**Request:**
Pictures are not part of the copy; repeat everything else in the records exactly.

**Data:**
%%

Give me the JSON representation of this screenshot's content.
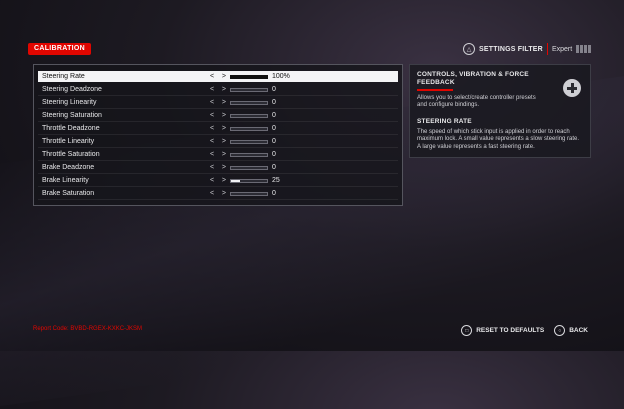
{
  "header": {
    "title": "CALIBRATION",
    "filter_label": "SETTINGS FILTER",
    "filter_value": "Expert"
  },
  "settings": [
    {
      "label": "Steering Rate",
      "value": "100%",
      "level": 1.0,
      "selected": true
    },
    {
      "label": "Steering Deadzone",
      "value": "0",
      "level": 0.0
    },
    {
      "label": "Steering Linearity",
      "value": "0",
      "level": 0.0
    },
    {
      "label": "Steering Saturation",
      "value": "0",
      "level": 0.0
    },
    {
      "label": "Throttle Deadzone",
      "value": "0",
      "level": 0.0
    },
    {
      "label": "Throttle Linearity",
      "value": "0",
      "level": 0.0
    },
    {
      "label": "Throttle Saturation",
      "value": "0",
      "level": 0.0
    },
    {
      "label": "Brake Deadzone",
      "value": "0",
      "level": 0.0
    },
    {
      "label": "Brake Linearity",
      "value": "25",
      "level": 0.25
    },
    {
      "label": "Brake Saturation",
      "value": "0",
      "level": 0.0
    }
  ],
  "info": {
    "section_title": "CONTROLS, VIBRATION & FORCE FEEDBACK",
    "section_desc": "Allows you to select/create controller presets and configure bindings.",
    "item_title": "STEERING RATE",
    "item_desc": "The speed of which stick input is applied in order to reach maximum lock. A small value represents a slow steering rate. A large value represents a fast steering rate.",
    "icon": "dpad-icon"
  },
  "footer": {
    "report_code": "Report Code: BVBD-RGEX-KXKC-JKSM",
    "reset_label": "RESET TO DEFAULTS",
    "back_label": "BACK"
  },
  "colors": {
    "accent": "#e10600"
  }
}
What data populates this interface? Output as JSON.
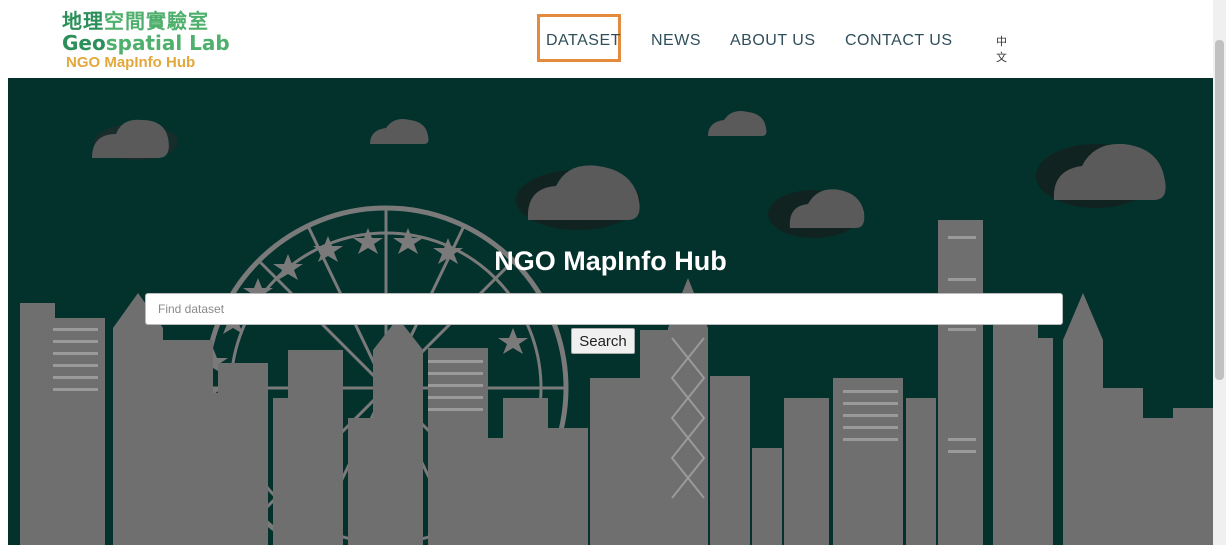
{
  "logo": {
    "zh_part1": "地理",
    "zh_part2": "空間實驗室",
    "en_part1": "Geo",
    "en_part2": "spatial Lab",
    "hub": "NGO MapInfo Hub"
  },
  "nav": {
    "items": [
      {
        "label": "DATASET",
        "highlighted": true
      },
      {
        "label": "NEWS"
      },
      {
        "label": "ABOUT US"
      },
      {
        "label": "CONTACT US"
      }
    ],
    "language": "中文"
  },
  "hero": {
    "title": "NGO MapInfo Hub",
    "search_placeholder": "Find dataset",
    "search_button": "Search"
  },
  "colors": {
    "hero_bg": "#03312c",
    "skyline": "#6f6f6f",
    "highlight": "#e48a3c",
    "nav_text": "#2f4f5a"
  }
}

%%

**Full response:**
Give me the JSON representation of this screenshot's content.
{
  "header": {
    "title": "CALIBRATION",
    "filter_label": "SETTINGS FILTER",
    "filter_value": "Expert"
  },
  "settings": [
    {
      "label": "Steering Rate",
      "value": "100%",
      "level": 1.0,
      "selected": true
    },
    {
      "label": "Steering Deadzone",
      "value": "0",
      "level": 0.0
    },
    {
      "label": "Steering Linearity",
      "value": "0",
      "level": 0.0
    },
    {
      "label": "Steering Saturation",
      "value": "0",
      "level": 0.0
    },
    {
      "label": "Throttle Deadzone",
      "value": "0",
      "level": 0.0
    },
    {
      "label": "Throttle Linearity",
      "value": "0",
      "level": 0.0
    },
    {
      "label": "Throttle Saturation",
      "value": "0",
      "level": 0.0
    },
    {
      "label": "Brake Deadzone",
      "value": "0",
      "level": 0.0
    },
    {
      "label": "Brake Linearity",
      "value": "25",
      "level": 0.25
    },
    {
      "label": "Brake Saturation",
      "value": "0",
      "level": 0.0
    }
  ],
  "info": {
    "section_title": "CONTROLS, VIBRATION & FORCE FEEDBACK",
    "section_desc": "Allows you to select/create controller presets and configure bindings.",
    "item_title": "STEERING RATE",
    "item_desc": "The speed of which stick input is applied in order to reach maximum lock. A small value represents a slow steering rate. A large value represents a fast steering rate.",
    "icon": "dpad-icon"
  },
  "footer": {
    "report_code": "Report Code: BVBD-RGEX-KXKC-JKSM",
    "reset_label": "RESET TO DEFAULTS",
    "back_label": "BACK"
  },
  "colors": {
    "accent": "#e10600"
  }
}
What data populates this interface? Output as JSON.
{
  "logo": {
    "zh_part1": "地理",
    "zh_part2": "空間實驗室",
    "en_part1": "Geo",
    "en_part2": "spatial Lab",
    "hub": "NGO MapInfo Hub"
  },
  "nav": {
    "items": [
      {
        "label": "DATASET",
        "highlighted": true
      },
      {
        "label": "NEWS"
      },
      {
        "label": "ABOUT US"
      },
      {
        "label": "CONTACT US"
      }
    ],
    "language": "中文"
  },
  "hero": {
    "title": "NGO MapInfo Hub",
    "search_placeholder": "Find dataset",
    "search_button": "Search"
  },
  "colors": {
    "hero_bg": "#03312c",
    "skyline": "#6f6f6f",
    "highlight": "#e48a3c",
    "nav_text": "#2f4f5a"
  }
}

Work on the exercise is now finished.